_Instructions to follow_
Leave out the pictures and repeat everything else in the records exactly.

"""

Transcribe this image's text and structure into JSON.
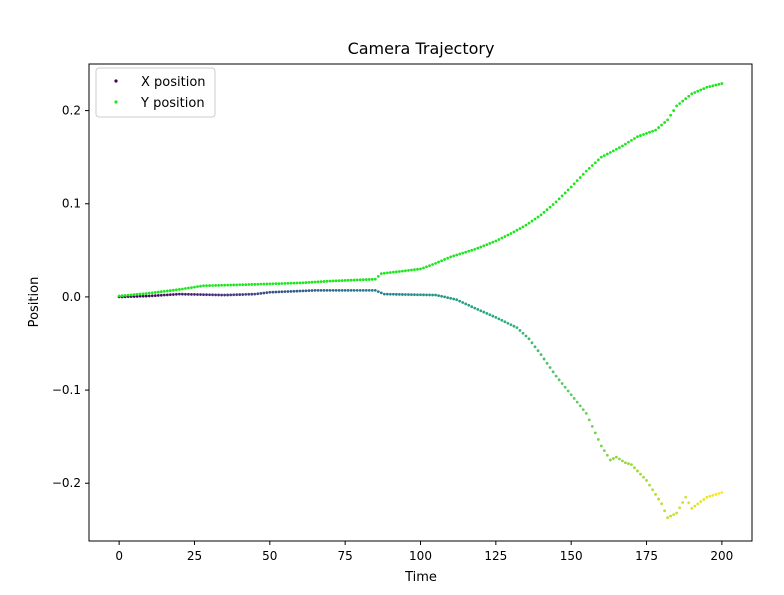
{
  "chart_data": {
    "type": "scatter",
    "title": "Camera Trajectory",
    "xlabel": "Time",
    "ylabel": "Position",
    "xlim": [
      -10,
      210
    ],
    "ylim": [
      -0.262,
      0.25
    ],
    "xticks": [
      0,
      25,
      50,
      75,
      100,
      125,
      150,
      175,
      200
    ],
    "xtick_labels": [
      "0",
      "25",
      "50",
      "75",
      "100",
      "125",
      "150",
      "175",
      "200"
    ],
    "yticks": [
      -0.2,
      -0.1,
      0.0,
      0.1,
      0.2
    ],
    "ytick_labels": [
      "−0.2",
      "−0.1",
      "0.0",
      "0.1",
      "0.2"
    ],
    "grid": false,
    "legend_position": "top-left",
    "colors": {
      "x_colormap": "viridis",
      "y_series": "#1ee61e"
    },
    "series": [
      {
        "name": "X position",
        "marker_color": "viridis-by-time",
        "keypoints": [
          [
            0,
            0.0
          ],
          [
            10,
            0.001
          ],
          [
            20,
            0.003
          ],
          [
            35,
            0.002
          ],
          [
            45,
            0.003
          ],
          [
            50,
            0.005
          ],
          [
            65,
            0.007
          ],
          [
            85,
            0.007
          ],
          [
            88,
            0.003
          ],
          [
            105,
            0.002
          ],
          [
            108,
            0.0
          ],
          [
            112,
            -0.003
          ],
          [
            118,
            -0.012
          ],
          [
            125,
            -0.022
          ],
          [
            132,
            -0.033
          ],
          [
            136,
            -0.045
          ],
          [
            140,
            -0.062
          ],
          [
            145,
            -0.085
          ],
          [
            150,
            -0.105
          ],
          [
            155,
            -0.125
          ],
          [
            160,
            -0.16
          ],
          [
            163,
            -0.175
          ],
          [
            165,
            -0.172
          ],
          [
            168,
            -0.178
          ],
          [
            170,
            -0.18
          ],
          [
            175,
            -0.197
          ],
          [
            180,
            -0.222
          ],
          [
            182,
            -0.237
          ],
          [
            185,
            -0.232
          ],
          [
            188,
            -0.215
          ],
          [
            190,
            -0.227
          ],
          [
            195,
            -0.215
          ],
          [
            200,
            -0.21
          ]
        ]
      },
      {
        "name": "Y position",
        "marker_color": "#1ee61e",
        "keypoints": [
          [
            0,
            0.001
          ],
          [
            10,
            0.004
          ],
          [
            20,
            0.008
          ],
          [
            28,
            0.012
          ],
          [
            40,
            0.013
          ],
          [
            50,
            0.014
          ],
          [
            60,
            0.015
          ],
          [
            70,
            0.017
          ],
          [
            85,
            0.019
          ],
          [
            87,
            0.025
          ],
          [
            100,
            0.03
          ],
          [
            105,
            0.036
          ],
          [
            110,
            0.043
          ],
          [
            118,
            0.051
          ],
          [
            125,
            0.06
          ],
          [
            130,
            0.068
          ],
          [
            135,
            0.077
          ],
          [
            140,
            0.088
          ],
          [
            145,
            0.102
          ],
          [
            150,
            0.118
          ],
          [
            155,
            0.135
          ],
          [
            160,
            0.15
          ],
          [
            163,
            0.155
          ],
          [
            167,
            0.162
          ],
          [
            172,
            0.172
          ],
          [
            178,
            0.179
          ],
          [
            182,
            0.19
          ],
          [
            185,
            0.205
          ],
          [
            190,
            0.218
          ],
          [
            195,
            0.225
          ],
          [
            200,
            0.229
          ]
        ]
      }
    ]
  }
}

"""

_Final result_
Transcribe this image's text and structure into JSON.
{
  "chart_data": {
    "type": "scatter",
    "title": "Camera Trajectory",
    "xlabel": "Time",
    "ylabel": "Position",
    "xlim": [
      -10,
      210
    ],
    "ylim": [
      -0.262,
      0.25
    ],
    "xticks": [
      0,
      25,
      50,
      75,
      100,
      125,
      150,
      175,
      200
    ],
    "xtick_labels": [
      "0",
      "25",
      "50",
      "75",
      "100",
      "125",
      "150",
      "175",
      "200"
    ],
    "yticks": [
      -0.2,
      -0.1,
      0.0,
      0.1,
      0.2
    ],
    "ytick_labels": [
      "−0.2",
      "−0.1",
      "0.0",
      "0.1",
      "0.2"
    ],
    "grid": false,
    "legend_position": "top-left",
    "colors": {
      "x_colormap": "viridis",
      "y_series": "#1ee61e"
    },
    "series": [
      {
        "name": "X position",
        "marker_color": "viridis-by-time",
        "keypoints": [
          [
            0,
            0.0
          ],
          [
            10,
            0.001
          ],
          [
            20,
            0.003
          ],
          [
            35,
            0.002
          ],
          [
            45,
            0.003
          ],
          [
            50,
            0.005
          ],
          [
            65,
            0.007
          ],
          [
            85,
            0.007
          ],
          [
            88,
            0.003
          ],
          [
            105,
            0.002
          ],
          [
            108,
            0.0
          ],
          [
            112,
            -0.003
          ],
          [
            118,
            -0.012
          ],
          [
            125,
            -0.022
          ],
          [
            132,
            -0.033
          ],
          [
            136,
            -0.045
          ],
          [
            140,
            -0.062
          ],
          [
            145,
            -0.085
          ],
          [
            150,
            -0.105
          ],
          [
            155,
            -0.125
          ],
          [
            160,
            -0.16
          ],
          [
            163,
            -0.175
          ],
          [
            165,
            -0.172
          ],
          [
            168,
            -0.178
          ],
          [
            170,
            -0.18
          ],
          [
            175,
            -0.197
          ],
          [
            180,
            -0.222
          ],
          [
            182,
            -0.237
          ],
          [
            185,
            -0.232
          ],
          [
            188,
            -0.215
          ],
          [
            190,
            -0.227
          ],
          [
            195,
            -0.215
          ],
          [
            200,
            -0.21
          ]
        ]
      },
      {
        "name": "Y position",
        "marker_color": "#1ee61e",
        "keypoints": [
          [
            0,
            0.001
          ],
          [
            10,
            0.004
          ],
          [
            20,
            0.008
          ],
          [
            28,
            0.012
          ],
          [
            40,
            0.013
          ],
          [
            50,
            0.014
          ],
          [
            60,
            0.015
          ],
          [
            70,
            0.017
          ],
          [
            85,
            0.019
          ],
          [
            87,
            0.025
          ],
          [
            100,
            0.03
          ],
          [
            105,
            0.036
          ],
          [
            110,
            0.043
          ],
          [
            118,
            0.051
          ],
          [
            125,
            0.06
          ],
          [
            130,
            0.068
          ],
          [
            135,
            0.077
          ],
          [
            140,
            0.088
          ],
          [
            145,
            0.102
          ],
          [
            150,
            0.118
          ],
          [
            155,
            0.135
          ],
          [
            160,
            0.15
          ],
          [
            163,
            0.155
          ],
          [
            167,
            0.162
          ],
          [
            172,
            0.172
          ],
          [
            178,
            0.179
          ],
          [
            182,
            0.19
          ],
          [
            185,
            0.205
          ],
          [
            190,
            0.218
          ],
          [
            195,
            0.225
          ],
          [
            200,
            0.229
          ]
        ]
      }
    ]
  }
}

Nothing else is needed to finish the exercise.